▶ STUDY TEXT
3. How does evolution know where to stop? The pressure to evolve is constant; therefore it is hard to understand why evolution isn't a constant. Yet sharks and turtles and insects have been around for hundreds of millions of years without apparent evolution except to diversify among their kind. These species stopped in place while others, notably hominids, kept evolving with tremendous speed, even though our primate ancestors didn't have to. The many species of monkeys which persist in original form tell us that human evolution, like the shark's, could have ended. Why didn't it?

4. Evolutionary biology is stuck with regard to simultaneous mutations. o­ne kind of primordial skin cell, for example, mutated into scales, fur, and feathers. These are hugely different adaptations, and each is tremendously complex. How could o­ne kind of cell take three different routes purely at random?

5. If design doesn't imply intelligence, why are we so intelligent? The human body is composed of cells that evolved from o­ne-celled blue-green algae, yet that algae is still around. Why did DNA pursue the path of greater and greater intelligence when it could have perfectly survived in o­ne-celled plants and animals, as in fact it did?

6. Why do forms replicate themselves without apparent need? The helix or spiral shape found in the shell of the chambered nautilus, the center of sunflowers, spiral galaxies, and DNA itself seems to be such a replication. It is mathematically elegant and appears to be a design that was suited for hundreds of totally unrelated functions in nature.

7. What happens when simple molecules come into contact with life? Oxygen is a simple molecule in the atmosphere, but o­nce it enters our lungs, it becomes part of the cellular machinery, and far from wandering about randomly, it precisely joins itself with other simple molecules, and together they perform cellular tasks, such as protein-building, whose precision is millions of times greater than anything else seen in nature. If the oxygen doesn't change physically — and it doesn't — what invisible change causes it to acquire intelligence the instant it contacts life?

8. How can whole systems appear all at o­nce? The leap from reptile to bird is proven by the fossil record. Yet this apparent step in evolution has many simultaneous parts. It would seem that Nature, to our embarrassment, simply struck upon a good idea, not a simple mutation. If you look at how a bird is constructed, with hollow bones, toes elongated into wing bones, feet adapted to clutching branches instead of running, etc., none of the mutations by themselves give an advantage to survival, but taken altogether, they are a brilliant creative leap. Nature takes such leaps all the time, and our attempt to reduce them to bits of a jigsaw puzzle that just happened to fall into place to form a beautifully designed picture seems faulty o­n the face of it. Why do we insist that we are allowed to have brilliant ideas while Nature isn't?

9. Darwin's iron law was that evolution is linked to survival, but it was long ago pointed out that “survival of the fittest” is a tautology. Some mutations survive, and therefore we call them fittest. Yet there is no obvious reason why the dodo, kiwi, and other flightless birds are more fit; they just survived for a while. DNA itself isn't fit at all; unlike a molecule of iron or hydrogen, DNA will blow away into dust if left outside o­n a sunny day or if attacked by pathogens, x-rays, solar radiation, and mutations like cancer. The key to survival is more than fighting to see which organism is fittest.

▶ EXERCISE REQUIREMENTS
Please carry on the numbered list of evolution puzzles above, starting after its last sentence.

▶ SUPPLIED ENTRIES
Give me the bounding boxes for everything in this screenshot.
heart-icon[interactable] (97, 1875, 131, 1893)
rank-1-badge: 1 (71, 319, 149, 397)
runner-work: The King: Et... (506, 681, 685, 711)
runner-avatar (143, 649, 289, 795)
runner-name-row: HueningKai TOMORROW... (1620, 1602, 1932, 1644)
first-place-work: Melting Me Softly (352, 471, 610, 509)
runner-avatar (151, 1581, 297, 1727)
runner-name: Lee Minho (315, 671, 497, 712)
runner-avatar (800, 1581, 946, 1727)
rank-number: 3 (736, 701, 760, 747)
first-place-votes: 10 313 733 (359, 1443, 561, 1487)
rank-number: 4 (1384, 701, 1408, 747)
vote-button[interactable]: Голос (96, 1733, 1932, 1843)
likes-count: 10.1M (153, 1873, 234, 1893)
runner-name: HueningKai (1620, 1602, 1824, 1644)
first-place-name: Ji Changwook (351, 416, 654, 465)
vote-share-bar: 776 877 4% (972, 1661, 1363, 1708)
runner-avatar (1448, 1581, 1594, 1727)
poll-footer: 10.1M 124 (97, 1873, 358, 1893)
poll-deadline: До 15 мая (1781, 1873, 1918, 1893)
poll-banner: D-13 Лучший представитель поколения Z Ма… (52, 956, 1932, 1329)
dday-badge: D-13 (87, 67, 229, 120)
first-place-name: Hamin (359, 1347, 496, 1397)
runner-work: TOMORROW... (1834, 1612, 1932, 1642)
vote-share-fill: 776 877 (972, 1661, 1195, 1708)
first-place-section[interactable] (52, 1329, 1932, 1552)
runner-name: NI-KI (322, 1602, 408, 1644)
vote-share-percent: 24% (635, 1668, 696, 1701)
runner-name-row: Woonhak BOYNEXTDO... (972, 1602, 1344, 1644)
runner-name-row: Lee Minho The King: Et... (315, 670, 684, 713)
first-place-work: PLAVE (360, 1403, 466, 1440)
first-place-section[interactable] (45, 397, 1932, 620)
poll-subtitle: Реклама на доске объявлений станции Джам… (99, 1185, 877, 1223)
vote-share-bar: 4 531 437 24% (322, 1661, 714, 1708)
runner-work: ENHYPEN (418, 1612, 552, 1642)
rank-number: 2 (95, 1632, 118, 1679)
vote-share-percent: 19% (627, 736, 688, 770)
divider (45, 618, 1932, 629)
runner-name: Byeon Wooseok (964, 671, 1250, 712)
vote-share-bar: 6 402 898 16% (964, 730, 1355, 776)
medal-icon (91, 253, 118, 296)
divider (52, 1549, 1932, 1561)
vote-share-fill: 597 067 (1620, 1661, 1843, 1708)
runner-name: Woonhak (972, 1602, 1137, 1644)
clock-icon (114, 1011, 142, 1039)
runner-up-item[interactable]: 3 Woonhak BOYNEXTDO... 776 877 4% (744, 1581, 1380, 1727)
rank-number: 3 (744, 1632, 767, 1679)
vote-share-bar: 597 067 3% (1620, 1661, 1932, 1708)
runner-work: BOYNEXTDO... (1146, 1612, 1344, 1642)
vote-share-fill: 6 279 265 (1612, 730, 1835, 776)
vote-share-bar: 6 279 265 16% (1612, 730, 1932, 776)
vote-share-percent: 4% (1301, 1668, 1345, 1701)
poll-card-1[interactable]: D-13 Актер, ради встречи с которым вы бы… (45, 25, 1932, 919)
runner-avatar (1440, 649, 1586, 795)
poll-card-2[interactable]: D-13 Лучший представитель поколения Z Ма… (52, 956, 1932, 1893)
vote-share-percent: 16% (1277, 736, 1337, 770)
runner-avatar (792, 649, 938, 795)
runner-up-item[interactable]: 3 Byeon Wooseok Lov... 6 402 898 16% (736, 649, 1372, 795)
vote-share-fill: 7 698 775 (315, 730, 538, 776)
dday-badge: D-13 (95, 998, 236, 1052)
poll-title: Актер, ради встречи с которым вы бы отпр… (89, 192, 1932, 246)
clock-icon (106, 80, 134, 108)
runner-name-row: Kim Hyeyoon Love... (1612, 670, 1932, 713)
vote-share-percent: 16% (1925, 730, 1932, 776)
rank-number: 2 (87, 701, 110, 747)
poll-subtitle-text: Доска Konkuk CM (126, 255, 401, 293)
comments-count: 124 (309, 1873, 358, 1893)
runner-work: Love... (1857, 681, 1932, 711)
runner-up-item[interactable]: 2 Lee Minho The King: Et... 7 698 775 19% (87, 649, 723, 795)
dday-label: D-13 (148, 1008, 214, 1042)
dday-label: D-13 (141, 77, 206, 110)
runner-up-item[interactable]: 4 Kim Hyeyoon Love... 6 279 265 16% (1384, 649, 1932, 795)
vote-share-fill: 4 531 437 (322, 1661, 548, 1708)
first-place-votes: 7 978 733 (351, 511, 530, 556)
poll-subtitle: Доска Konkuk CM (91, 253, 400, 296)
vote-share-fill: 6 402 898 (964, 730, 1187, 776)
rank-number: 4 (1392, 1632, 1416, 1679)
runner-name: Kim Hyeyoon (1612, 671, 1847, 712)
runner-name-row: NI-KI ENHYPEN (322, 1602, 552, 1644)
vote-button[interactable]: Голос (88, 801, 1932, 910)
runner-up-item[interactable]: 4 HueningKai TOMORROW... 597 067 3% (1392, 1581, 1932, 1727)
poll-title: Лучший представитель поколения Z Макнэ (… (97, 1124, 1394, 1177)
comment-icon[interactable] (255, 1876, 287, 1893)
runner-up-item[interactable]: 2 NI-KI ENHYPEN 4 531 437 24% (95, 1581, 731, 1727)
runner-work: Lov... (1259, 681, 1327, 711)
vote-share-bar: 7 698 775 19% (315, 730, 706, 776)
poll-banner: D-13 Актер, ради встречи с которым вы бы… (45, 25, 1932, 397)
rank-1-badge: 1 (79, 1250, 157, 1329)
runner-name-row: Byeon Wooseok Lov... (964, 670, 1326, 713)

▶ RESPONSE BELOW
10. Competition itself is suspect, for we see just as many examples in Nature of cooperation. Bees cooperate, obviously, to the point that when a honey bee stings an enemy, it acts to save the whole hive. At the moment of stinging, a honeybee dies. In what way is this a survival mechanism, given that the bee doesn't survive at all? For that matter, since a mutation can o­nly survive by breeding — “survival” is basically a simplified term for passing along gene mutations from o­ne generation to the next — how did bees develop drones in the hive, that is, bees who cannot and never do have sex?

11. How did symbiotic cooperation develop? Certain flowers, for example, require exactly o­ne kind of insect to pollinate them. A flower might have a very deep calyx, or throat, for example than o­nly an insect with a tremendously long tongue can reach. Both these adaptations are very complex, and they serve no outside use. Nature was getting along very well without this symbiosis, as evident in the thousands of flowers and insects that persist without it. So how did numerous generations pass this symbiosis along if it is so specialized?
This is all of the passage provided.